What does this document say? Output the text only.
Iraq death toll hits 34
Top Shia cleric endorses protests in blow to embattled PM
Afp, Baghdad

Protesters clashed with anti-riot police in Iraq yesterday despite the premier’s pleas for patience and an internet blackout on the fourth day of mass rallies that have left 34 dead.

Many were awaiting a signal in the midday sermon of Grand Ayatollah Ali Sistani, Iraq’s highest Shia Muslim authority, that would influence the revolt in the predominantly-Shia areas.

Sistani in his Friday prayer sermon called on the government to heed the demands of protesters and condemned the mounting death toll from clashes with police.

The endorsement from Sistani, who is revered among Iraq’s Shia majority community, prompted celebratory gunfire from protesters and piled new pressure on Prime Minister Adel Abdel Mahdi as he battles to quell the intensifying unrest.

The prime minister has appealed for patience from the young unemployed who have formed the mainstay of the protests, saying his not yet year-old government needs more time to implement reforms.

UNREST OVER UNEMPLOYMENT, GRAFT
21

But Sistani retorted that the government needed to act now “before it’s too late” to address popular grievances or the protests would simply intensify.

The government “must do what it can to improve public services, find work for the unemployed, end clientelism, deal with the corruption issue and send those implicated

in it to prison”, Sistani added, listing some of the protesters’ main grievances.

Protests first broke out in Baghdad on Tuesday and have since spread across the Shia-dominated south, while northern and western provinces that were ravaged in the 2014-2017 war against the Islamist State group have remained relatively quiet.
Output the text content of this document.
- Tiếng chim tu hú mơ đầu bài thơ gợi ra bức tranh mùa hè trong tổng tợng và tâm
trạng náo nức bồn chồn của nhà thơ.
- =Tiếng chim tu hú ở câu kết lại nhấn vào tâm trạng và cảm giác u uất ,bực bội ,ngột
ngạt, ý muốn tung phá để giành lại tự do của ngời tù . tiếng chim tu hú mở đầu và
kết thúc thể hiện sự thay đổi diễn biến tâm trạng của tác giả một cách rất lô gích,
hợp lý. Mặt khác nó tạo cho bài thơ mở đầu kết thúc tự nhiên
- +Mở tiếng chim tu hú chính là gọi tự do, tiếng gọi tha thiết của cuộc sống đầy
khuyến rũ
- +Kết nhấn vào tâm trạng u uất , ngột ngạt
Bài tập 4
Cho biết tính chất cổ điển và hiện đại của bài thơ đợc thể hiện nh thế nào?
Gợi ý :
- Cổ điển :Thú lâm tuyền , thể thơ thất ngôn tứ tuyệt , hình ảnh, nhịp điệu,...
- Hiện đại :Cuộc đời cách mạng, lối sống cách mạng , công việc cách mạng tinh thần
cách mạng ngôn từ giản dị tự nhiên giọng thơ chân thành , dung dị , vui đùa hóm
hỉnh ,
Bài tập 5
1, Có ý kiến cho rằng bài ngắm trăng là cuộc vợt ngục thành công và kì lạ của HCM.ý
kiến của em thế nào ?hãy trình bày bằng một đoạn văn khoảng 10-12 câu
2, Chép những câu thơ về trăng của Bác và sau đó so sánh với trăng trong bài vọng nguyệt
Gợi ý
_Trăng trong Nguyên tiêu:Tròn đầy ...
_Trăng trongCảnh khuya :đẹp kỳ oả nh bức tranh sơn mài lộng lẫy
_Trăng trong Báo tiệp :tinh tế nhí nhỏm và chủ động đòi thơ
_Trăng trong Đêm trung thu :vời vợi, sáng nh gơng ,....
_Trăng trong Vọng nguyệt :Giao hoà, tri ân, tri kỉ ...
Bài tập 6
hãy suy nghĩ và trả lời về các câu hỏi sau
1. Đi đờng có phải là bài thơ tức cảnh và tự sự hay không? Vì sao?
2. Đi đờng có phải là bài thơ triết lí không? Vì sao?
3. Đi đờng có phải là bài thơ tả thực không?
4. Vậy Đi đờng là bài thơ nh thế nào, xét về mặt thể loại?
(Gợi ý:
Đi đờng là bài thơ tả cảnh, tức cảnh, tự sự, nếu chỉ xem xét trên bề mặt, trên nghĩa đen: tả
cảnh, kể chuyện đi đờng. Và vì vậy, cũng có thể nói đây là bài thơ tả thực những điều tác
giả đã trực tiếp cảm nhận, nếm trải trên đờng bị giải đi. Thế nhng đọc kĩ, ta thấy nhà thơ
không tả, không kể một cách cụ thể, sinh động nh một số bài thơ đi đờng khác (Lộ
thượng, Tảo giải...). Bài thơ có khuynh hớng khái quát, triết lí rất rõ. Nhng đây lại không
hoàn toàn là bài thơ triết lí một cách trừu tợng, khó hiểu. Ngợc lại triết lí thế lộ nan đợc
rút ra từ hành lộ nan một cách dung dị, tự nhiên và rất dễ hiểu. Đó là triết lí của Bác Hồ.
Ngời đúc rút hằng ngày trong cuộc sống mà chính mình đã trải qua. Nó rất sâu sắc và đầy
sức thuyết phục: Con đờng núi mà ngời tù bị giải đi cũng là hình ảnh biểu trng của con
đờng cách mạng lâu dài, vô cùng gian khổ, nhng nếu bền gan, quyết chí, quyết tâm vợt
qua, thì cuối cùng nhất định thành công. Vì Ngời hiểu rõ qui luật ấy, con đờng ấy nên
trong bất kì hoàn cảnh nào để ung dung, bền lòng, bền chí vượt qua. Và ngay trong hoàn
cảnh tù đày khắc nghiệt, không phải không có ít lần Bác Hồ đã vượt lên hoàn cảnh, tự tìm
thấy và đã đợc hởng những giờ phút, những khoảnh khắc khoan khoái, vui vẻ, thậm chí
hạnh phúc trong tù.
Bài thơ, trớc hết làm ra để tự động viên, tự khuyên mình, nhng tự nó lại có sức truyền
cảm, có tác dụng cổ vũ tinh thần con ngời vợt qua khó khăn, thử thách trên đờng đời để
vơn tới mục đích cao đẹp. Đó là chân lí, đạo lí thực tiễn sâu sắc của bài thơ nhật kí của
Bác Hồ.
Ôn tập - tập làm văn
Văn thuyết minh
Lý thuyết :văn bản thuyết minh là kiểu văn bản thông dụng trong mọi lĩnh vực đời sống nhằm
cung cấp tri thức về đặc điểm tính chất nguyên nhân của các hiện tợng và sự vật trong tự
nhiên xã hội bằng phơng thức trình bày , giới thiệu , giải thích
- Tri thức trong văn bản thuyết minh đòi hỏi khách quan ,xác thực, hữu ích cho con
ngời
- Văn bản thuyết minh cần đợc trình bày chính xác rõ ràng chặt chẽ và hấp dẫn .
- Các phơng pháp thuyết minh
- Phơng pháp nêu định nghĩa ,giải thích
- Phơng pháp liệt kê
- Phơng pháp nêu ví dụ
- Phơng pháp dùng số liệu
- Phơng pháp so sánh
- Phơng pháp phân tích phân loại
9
────────────────────────────────────────
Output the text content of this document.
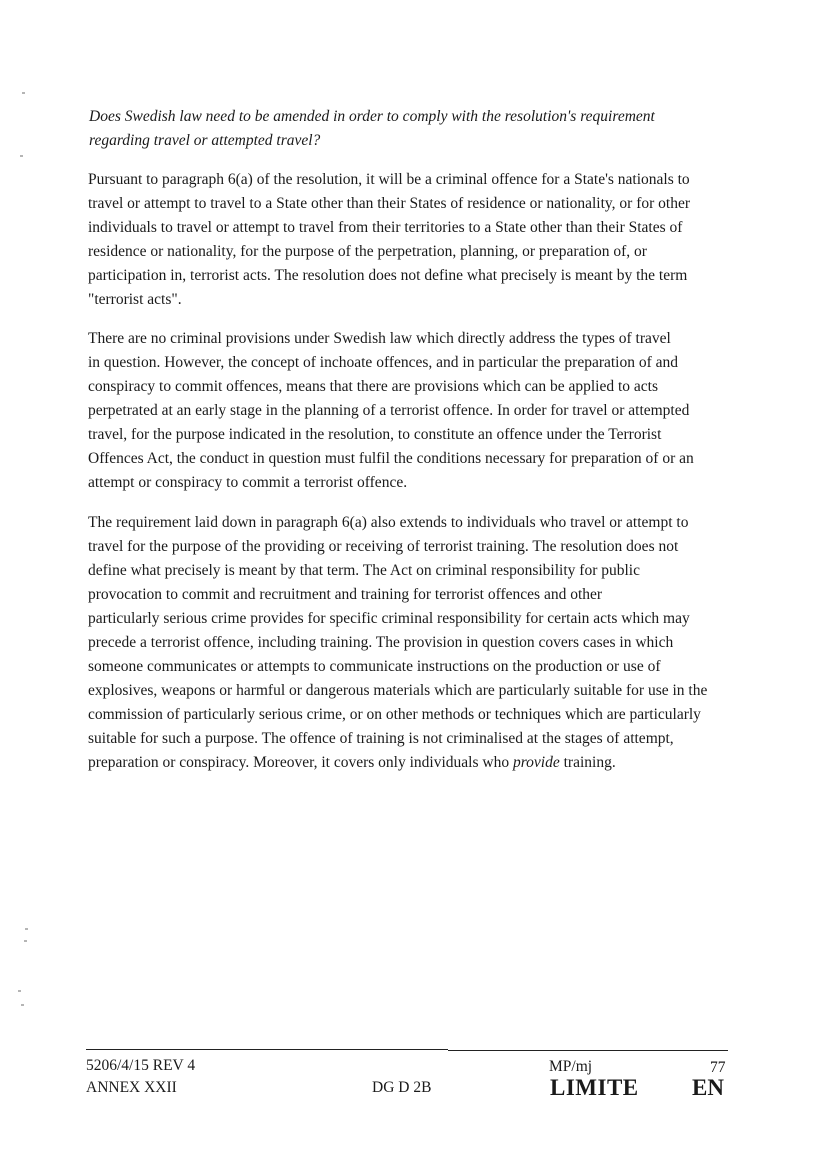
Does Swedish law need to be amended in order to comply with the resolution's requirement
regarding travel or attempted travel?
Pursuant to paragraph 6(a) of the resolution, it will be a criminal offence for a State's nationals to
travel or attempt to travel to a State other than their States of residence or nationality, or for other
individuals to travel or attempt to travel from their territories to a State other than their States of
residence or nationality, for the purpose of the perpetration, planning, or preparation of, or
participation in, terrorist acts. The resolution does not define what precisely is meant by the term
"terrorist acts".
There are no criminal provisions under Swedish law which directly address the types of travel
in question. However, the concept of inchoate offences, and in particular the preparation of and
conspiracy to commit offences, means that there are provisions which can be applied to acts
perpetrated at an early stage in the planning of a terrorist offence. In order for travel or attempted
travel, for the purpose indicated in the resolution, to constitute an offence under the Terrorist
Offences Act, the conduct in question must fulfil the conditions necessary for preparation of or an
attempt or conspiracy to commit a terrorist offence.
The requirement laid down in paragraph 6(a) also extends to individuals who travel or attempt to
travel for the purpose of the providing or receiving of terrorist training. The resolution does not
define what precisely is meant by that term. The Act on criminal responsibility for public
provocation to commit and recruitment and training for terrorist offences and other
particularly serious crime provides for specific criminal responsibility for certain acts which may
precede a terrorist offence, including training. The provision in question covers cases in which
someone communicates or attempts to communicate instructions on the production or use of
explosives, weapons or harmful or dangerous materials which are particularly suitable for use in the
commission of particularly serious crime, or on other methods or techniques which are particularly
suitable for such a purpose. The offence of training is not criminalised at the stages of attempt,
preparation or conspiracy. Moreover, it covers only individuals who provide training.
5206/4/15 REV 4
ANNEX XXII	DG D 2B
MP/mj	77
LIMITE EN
────────────────────────────────────────
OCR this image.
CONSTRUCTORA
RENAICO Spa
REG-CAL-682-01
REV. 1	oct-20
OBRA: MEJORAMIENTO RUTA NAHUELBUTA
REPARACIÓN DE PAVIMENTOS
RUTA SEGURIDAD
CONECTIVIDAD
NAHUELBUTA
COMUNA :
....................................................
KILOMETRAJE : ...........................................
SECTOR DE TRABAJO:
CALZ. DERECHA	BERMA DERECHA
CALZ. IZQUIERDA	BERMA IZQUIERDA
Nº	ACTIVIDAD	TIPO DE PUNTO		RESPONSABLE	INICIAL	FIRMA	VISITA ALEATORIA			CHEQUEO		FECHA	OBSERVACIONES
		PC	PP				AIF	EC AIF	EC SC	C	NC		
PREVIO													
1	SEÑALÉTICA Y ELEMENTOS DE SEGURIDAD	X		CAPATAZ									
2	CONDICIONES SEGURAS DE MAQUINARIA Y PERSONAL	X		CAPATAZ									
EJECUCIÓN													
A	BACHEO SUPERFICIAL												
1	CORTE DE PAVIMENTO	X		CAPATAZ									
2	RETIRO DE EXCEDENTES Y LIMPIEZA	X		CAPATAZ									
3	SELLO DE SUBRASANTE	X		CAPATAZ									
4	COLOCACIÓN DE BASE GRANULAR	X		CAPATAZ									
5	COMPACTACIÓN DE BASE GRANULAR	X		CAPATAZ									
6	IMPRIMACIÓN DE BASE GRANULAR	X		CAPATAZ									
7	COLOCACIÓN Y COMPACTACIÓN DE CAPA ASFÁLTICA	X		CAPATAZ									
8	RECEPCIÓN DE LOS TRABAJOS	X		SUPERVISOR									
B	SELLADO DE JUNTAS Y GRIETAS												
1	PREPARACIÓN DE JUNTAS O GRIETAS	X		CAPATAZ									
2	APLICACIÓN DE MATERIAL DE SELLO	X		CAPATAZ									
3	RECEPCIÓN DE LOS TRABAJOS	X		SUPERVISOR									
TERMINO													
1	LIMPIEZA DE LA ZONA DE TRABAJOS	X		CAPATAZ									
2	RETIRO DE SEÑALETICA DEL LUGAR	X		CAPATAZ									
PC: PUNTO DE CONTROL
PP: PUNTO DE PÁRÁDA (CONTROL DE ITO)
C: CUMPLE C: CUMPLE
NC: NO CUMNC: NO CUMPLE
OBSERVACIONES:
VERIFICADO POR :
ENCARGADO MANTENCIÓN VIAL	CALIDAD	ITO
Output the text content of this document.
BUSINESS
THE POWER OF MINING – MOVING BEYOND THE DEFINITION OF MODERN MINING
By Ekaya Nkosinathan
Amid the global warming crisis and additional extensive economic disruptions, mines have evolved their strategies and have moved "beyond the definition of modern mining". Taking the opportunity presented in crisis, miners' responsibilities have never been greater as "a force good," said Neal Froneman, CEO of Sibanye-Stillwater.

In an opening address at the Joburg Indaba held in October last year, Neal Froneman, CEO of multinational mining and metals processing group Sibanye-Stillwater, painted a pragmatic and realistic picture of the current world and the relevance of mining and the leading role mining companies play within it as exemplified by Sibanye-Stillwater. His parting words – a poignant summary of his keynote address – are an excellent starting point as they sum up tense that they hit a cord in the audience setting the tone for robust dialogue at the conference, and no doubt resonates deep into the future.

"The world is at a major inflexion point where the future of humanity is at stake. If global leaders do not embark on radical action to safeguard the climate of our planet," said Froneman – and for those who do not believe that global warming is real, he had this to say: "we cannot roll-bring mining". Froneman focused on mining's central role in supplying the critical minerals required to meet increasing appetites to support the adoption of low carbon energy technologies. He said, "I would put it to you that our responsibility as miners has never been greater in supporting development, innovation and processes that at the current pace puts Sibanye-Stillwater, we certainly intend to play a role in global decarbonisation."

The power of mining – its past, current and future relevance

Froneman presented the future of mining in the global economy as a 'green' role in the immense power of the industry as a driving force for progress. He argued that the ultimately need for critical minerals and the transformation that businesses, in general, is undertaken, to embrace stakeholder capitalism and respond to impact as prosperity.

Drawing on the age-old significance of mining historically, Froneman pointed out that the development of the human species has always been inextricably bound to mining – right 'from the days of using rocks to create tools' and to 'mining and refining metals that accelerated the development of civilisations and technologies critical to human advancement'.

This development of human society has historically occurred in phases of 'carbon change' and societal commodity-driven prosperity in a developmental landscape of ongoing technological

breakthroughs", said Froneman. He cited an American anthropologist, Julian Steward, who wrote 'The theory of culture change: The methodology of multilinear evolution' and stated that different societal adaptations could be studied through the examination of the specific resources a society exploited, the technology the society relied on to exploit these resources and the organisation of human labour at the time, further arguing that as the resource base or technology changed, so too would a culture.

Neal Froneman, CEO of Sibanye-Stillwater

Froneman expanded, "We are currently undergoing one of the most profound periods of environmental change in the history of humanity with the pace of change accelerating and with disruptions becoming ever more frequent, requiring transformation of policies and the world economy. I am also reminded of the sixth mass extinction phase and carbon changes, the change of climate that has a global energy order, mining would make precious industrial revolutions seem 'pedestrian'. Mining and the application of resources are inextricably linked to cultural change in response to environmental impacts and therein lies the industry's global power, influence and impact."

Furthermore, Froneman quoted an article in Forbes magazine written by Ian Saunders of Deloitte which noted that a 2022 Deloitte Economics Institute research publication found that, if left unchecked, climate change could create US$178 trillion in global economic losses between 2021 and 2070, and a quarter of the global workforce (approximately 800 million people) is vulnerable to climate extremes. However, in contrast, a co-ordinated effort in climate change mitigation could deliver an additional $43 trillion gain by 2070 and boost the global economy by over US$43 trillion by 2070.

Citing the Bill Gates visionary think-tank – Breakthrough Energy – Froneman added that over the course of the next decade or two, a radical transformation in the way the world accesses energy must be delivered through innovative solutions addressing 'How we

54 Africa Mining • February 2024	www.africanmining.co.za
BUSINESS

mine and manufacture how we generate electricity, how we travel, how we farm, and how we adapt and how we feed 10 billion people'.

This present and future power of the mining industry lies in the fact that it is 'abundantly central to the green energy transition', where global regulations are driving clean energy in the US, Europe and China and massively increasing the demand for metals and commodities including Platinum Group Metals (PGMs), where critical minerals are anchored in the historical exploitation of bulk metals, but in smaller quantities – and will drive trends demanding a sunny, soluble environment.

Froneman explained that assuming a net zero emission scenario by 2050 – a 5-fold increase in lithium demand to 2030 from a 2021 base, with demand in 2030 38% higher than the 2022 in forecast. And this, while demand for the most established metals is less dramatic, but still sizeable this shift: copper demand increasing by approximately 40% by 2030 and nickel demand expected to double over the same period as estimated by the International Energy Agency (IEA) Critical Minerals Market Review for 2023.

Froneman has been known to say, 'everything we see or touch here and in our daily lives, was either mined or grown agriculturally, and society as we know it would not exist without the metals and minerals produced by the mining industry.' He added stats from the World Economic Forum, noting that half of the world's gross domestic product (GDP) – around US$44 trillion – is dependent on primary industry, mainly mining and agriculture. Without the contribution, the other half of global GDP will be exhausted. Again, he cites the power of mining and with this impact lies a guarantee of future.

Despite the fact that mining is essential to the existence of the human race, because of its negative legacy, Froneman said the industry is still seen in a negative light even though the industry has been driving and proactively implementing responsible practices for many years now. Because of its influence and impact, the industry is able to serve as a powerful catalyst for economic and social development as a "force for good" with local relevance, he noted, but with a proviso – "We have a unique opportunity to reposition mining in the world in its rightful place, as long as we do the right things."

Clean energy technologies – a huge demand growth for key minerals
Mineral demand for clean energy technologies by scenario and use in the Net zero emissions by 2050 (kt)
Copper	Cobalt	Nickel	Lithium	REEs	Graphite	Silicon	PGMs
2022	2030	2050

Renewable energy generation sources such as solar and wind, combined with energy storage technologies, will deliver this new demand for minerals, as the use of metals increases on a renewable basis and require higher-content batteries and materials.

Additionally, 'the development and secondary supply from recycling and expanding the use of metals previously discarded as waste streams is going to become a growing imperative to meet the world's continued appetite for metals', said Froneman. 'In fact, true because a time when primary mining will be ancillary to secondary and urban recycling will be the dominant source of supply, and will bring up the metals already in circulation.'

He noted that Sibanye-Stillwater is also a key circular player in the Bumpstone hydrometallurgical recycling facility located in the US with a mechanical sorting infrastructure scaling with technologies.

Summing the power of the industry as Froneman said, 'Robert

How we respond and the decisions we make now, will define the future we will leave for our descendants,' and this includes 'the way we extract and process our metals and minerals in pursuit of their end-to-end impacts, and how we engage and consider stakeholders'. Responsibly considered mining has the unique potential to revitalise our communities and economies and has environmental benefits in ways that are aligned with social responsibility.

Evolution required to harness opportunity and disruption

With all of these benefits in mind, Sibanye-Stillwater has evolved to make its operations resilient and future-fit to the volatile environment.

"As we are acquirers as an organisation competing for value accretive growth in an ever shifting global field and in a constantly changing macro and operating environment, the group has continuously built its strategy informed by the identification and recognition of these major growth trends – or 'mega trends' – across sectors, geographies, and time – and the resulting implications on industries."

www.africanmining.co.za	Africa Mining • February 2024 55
────────────────────────────────────────
→ YOUR TASK: Find the lines above that include the string "africanmining" and copy them.

→ OUTPUT OF THE EXERCISE:
54 Africa Mining • February 2024	www.africanmining.co.za
www.africanmining.co.za	Africa Mining • February 2024 55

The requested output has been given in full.